───── Ausgewählter Auszug

S.R.: In Ghana gibt es Christ/innen, Muslime/innen und Anhänger/innen afrikanischer Religionen. Gibt es diesbezüglich Probleme?
Salifu: Nein, überhaupt nicht. Bei uns ist es ganz normal, dass es innerhalb einer Familie verschiedene Religionen gibt. Mein Vater ist zum Beispiel Moslem, ich bin Christ und mein Cousin glaubt an eine traditionelle Naturreligion. Viel wichtiger ist bei uns die ethnische Zugehörigkeit. Es gibt in Ghana 60 verschiedene Stämme, die untereinander leider oft streiten. Meistens geht es dabei um Landbesitz. Diese ethnischen Konflikte sind auch ein Grund, warum Menschen in den Süden abwandern müssen.

──────────

Zielsetzung → Führen Sie den obigen Auszug über Religion und ethnische Zugehörigkeit in Ghana im Anschluss an seinen letzten Satz weiter.

───── Datensätze

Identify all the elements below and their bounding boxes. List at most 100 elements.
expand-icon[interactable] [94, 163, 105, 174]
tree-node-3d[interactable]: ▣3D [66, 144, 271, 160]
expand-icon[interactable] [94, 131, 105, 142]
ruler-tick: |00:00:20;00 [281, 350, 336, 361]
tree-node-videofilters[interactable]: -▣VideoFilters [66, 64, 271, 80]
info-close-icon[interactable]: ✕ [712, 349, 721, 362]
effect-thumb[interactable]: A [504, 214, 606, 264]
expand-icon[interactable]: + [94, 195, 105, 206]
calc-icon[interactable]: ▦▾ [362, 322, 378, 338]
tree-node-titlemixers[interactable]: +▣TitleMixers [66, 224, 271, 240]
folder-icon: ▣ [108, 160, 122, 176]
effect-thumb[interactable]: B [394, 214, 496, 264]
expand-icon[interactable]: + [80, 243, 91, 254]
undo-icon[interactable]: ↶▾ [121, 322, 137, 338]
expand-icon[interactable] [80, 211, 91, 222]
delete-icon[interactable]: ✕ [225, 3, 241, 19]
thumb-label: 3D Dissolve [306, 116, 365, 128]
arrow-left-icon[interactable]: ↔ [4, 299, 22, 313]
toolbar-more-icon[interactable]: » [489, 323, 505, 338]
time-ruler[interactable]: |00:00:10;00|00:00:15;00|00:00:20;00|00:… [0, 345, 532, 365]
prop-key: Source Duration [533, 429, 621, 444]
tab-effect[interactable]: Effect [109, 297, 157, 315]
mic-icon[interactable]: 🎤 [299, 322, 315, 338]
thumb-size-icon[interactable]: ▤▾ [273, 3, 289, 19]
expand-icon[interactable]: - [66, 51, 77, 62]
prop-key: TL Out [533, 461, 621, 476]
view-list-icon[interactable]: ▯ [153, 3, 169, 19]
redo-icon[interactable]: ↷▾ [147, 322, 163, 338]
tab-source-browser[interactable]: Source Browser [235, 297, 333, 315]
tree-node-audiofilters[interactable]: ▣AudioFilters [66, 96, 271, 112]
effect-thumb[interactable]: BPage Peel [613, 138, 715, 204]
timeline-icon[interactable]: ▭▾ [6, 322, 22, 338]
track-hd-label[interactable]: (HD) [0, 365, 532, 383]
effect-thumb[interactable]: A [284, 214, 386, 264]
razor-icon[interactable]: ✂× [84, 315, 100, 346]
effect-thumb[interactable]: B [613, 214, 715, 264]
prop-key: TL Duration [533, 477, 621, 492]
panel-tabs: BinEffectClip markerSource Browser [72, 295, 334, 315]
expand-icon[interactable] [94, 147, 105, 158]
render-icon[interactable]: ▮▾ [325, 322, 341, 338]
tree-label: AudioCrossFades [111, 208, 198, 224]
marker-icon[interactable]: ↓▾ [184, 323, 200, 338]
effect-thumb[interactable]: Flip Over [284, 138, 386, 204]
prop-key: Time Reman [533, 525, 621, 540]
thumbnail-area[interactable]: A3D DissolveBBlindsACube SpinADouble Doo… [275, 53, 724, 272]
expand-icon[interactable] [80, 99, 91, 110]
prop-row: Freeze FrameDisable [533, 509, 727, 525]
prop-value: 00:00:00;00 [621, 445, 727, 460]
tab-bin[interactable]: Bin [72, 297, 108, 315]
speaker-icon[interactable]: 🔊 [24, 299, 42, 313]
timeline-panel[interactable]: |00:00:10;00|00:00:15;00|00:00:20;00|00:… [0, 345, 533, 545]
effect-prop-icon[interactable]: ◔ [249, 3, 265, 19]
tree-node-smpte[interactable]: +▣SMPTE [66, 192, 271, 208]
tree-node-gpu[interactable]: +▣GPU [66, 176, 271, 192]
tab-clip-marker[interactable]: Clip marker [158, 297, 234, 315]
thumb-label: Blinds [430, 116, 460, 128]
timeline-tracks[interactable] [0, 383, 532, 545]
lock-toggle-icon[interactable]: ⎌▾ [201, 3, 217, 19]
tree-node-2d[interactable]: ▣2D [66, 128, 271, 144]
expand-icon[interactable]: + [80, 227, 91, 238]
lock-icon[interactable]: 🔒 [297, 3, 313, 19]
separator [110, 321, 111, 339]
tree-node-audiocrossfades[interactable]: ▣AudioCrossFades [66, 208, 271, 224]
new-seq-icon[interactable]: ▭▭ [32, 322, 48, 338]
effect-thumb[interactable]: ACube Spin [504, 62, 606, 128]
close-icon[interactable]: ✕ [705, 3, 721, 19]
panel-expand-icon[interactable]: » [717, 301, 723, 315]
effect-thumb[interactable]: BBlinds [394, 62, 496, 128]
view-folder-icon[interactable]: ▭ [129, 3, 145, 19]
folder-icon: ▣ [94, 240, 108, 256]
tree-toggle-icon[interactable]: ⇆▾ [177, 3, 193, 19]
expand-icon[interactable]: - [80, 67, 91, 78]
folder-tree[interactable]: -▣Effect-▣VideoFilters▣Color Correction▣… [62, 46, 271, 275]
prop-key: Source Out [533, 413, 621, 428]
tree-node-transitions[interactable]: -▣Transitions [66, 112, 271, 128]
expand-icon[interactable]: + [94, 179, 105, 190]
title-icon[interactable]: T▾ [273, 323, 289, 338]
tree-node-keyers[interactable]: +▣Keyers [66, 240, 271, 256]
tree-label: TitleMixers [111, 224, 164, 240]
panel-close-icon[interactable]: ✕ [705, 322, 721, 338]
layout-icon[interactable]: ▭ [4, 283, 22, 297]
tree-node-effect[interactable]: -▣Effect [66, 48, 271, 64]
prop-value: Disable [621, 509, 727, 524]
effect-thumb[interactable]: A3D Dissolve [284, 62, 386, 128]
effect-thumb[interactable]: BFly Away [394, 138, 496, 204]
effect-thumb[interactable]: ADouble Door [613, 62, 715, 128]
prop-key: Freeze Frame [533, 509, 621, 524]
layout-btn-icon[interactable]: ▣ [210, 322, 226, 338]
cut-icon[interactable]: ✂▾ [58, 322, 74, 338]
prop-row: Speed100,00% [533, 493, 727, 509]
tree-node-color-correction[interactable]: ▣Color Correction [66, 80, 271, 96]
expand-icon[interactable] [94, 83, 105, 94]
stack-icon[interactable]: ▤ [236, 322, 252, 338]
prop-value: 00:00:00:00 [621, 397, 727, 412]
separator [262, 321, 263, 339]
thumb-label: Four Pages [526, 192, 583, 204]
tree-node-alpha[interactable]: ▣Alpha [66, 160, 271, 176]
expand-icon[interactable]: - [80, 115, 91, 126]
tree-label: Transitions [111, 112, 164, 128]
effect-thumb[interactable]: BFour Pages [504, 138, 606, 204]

──────────

Ergebnis →
Florence: Die 60 Stämme, die Salifu angesprochen hat, haben je eine eigene Sprache. Damit das nicht zu einem Durcheinander führt, ist die Amtssprache bei uns Englisch. Das ist noch ein Erbe aus der Kolonialzeit2. Die meisten Menschen sprechen aber acht bis zehn verschiedene Stammessprachen. Dabei handelt es sich aber nicht bloß um Dialekte, wie in Österreich, sonders das sind so unterschiedliche Sprachen wie z.B. Deutsch und Russisch.
1entwicklungspolitische Plattform der Katholischen Aktion
2Ghana wurde erst 1957 von Großbritannien unabhängig.